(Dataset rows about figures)

╔══

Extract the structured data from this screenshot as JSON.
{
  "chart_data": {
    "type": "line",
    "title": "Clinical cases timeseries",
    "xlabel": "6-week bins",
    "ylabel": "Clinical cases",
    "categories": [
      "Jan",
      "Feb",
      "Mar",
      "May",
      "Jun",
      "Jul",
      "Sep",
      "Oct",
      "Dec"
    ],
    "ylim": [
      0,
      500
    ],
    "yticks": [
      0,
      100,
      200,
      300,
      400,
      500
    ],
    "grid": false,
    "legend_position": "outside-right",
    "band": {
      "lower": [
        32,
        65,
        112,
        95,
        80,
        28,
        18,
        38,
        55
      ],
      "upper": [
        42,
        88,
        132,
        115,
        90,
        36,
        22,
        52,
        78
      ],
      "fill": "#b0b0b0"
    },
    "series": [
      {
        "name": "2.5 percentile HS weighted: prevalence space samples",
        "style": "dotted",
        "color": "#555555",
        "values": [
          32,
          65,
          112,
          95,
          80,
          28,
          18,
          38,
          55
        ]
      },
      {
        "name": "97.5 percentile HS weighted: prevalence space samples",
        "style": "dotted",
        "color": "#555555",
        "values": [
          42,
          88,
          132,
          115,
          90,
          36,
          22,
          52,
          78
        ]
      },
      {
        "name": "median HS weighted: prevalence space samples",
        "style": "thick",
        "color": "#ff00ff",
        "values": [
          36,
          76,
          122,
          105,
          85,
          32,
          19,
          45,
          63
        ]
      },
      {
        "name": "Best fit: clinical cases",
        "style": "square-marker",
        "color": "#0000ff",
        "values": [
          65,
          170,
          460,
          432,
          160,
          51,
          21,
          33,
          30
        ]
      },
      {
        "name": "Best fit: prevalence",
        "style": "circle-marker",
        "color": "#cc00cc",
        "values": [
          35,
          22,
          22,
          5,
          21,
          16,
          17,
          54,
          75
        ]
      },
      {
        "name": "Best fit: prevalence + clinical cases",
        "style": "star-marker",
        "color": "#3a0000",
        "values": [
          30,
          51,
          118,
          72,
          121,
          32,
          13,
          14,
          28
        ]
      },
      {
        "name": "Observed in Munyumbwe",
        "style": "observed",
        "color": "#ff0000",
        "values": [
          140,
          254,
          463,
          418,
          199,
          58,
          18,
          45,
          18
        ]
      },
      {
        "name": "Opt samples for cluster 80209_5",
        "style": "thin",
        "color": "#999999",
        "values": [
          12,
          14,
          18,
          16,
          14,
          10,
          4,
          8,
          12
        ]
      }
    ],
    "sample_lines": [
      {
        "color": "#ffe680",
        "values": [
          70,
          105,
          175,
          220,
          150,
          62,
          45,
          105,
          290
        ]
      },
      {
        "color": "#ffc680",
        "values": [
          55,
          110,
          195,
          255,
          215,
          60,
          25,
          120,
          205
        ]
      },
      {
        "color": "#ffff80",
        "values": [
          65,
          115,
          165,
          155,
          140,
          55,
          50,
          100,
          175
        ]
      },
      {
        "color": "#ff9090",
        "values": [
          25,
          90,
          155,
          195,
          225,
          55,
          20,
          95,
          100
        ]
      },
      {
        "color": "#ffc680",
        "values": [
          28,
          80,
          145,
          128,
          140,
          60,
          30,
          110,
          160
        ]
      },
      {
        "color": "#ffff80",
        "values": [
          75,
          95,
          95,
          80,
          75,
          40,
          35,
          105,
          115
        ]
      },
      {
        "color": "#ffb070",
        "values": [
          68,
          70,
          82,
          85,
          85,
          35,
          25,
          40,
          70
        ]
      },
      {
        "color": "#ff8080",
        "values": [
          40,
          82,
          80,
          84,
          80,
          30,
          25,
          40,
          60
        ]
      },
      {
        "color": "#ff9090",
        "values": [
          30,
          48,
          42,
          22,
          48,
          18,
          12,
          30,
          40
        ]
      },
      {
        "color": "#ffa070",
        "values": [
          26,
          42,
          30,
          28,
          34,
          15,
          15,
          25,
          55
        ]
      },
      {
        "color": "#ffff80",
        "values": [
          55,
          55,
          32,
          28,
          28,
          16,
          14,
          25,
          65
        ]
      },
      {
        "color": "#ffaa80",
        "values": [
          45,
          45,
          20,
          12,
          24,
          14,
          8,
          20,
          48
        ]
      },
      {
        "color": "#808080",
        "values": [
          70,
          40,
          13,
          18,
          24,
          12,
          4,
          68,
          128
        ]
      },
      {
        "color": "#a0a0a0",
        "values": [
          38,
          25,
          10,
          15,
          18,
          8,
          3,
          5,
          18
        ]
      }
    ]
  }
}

╚══

▸ Exercise brief
Find all lines where the word "name" appears. Copy them.

▸ Exercise answer
        "name": "2.5 percentile HS weighted: prevalence space samples",
        "name": "97.5 percentile HS weighted: prevalence space samples",
        "name": "median HS weighted: prevalence space samples",
        "name": "Best fit: clinical cases",
        "name": "Best fit: prevalence",
        "name": "Best fit: prevalence + clinical cases",
        "name": "Observed in Munyumbwe",
        "name": "Opt samples for cluster 80209_5",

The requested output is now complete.